Problem requirements ▸ Go through the records and give each one again exactly.

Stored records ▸
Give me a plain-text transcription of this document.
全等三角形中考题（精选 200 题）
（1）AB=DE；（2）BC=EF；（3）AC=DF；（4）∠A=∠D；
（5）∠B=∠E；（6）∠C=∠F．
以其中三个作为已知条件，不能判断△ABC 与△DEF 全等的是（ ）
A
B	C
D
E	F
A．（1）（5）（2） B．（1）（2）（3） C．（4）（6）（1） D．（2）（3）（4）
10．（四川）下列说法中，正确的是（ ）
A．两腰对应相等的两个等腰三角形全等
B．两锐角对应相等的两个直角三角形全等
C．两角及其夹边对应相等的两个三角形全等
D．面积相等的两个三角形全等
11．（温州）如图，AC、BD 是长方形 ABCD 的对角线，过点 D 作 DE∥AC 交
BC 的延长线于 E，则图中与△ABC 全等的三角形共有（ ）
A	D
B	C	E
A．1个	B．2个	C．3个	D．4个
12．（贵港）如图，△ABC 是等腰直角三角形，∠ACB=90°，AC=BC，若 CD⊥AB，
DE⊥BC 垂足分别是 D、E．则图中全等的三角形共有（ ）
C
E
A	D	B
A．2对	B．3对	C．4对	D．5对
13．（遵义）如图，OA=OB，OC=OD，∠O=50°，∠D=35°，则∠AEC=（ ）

Solution for this task ▸
Give me a plain-text transcription of this document.
全等三角形中考题（精选 200 题）
（1）AB=DE；（2）BC=EF；（3）AC=DF；（4）∠A=∠D；
（5）∠B=∠E；（6）∠C=∠F．
以其中三个作为已知条件，不能判断△ABC 与△DEF 全等的是（ ）
A
B	C
D
E	F
A．（1）（5）（2） B．（1）（2）（3） C．（4）（6）（1） D．（2）（3）（4）
10．（四川）下列说法中，正确的是（ ）
A．两腰对应相等的两个等腰三角形全等
B．两锐角对应相等的两个直角三角形全等
C．两角及其夹边对应相等的两个三角形全等
D．面积相等的两个三角形全等
11．（温州）如图，AC、BD 是长方形 ABCD 的对角线，过点 D 作 DE∥AC 交
BC 的延长线于 E，则图中与△ABC 全等的三角形共有（ ）
A	D
B	C	E
A．1个	B．2个	C．3个	D．4个
12．（贵港）如图，△ABC 是等腰直角三角形，∠ACB=90°，AC=BC，若 CD⊥AB，
DE⊥BC 垂足分别是 D、E．则图中全等的三角形共有（ ）
C
E
A	D	B
A．2对	B．3对	C．4对	D．5对
13．（遵义）如图，OA=OB，OC=OD，∠O=50°，∠D=35°，则∠AEC=（ ）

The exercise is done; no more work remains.